EXERCISE REQUIREMENTS ->
Look at the entries below and reproduce them exactly.
:: DATA ENTRIES ::
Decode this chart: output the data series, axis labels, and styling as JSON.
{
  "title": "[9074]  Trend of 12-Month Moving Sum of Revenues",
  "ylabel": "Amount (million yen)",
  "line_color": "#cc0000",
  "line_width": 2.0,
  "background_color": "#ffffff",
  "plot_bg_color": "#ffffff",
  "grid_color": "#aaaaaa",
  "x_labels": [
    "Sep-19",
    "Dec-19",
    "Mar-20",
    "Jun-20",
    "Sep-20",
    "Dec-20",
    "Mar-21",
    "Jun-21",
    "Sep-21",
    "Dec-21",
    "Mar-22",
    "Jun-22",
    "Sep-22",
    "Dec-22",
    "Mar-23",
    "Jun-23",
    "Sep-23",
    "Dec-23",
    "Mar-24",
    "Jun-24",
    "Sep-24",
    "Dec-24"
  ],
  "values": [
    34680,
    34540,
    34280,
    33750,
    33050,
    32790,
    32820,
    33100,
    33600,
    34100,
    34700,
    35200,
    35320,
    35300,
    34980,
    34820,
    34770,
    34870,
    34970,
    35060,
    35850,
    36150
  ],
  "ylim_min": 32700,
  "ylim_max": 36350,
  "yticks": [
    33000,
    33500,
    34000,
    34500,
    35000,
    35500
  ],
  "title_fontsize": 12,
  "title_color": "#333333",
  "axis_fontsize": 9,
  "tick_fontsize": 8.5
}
:::
COMPLETED TASK ->
Decode this chart: output the data series, axis labels, and styling as JSON.
{
  "title": "[9074]  Trend of 12-Month Moving Sum of Revenues",
  "ylabel": "Amount (million yen)",
  "line_color": "#cc0000",
  "line_width": 2.0,
  "background_color": "#ffffff",
  "plot_bg_color": "#ffffff",
  "grid_color": "#aaaaaa",
  "x_labels": [
    "Sep-19",
    "Dec-19",
    "Mar-20",
    "Jun-20",
    "Sep-20",
    "Dec-20",
    "Mar-21",
    "Jun-21",
    "Sep-21",
    "Dec-21",
    "Mar-22",
    "Jun-22",
    "Sep-22",
    "Dec-22",
    "Mar-23",
    "Jun-23",
    "Sep-23",
    "Dec-23",
    "Mar-24",
    "Jun-24",
    "Sep-24",
    "Dec-24"
  ],
  "values": [
    34680,
    34540,
    34280,
    33750,
    33050,
    32790,
    32820,
    33100,
    33600,
    34100,
    34700,
    35200,
    35320,
    35300,
    34980,
    34820,
    34770,
    34870,
    34970,
    35060,
    35850,
    36150
  ],
  "ylim_min": 32700,
  "ylim_max": 36350,
  "yticks": [
    33000,
    33500,
    34000,
    34500,
    35000,
    35500
  ],
  "title_fontsize": 12,
  "title_color": "#333333",
  "axis_fontsize": 9,
  "tick_fontsize": 8.5
}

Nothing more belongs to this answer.